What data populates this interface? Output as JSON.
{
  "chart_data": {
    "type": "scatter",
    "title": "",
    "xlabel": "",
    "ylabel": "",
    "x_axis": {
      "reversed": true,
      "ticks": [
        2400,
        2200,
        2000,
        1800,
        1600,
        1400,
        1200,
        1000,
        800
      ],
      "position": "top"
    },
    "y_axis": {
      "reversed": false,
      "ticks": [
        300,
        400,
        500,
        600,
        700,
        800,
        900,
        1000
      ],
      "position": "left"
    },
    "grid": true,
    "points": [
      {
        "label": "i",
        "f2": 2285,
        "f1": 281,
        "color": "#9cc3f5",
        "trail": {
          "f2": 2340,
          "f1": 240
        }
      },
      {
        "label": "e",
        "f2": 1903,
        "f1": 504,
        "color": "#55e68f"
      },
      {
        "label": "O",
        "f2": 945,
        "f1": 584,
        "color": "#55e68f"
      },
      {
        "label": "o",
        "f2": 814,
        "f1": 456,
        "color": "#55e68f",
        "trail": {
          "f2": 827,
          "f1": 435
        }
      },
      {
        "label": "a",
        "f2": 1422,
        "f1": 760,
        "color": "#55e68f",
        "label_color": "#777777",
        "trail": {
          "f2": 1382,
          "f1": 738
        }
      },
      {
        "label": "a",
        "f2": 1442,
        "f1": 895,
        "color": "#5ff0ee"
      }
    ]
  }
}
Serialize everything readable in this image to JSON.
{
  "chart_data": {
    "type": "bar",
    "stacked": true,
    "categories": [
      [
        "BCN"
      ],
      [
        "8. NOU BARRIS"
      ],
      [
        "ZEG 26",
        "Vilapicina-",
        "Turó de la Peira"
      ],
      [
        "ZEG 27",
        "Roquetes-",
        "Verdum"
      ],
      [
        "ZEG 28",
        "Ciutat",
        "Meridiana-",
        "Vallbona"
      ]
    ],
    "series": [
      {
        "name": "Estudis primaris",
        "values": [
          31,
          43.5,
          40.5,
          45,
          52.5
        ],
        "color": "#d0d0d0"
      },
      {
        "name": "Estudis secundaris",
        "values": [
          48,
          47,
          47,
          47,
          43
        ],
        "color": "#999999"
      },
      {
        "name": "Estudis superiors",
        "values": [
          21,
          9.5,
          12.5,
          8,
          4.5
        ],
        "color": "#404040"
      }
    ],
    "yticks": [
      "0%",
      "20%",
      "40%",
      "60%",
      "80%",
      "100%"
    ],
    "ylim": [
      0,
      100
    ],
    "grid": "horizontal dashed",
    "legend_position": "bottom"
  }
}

************

What you need to do: Gather each line of the listing containing the word "JSON" and show it.

Written answer:
What data populates this interface? Output as JSON.
Serialize everything readable in this image to JSON.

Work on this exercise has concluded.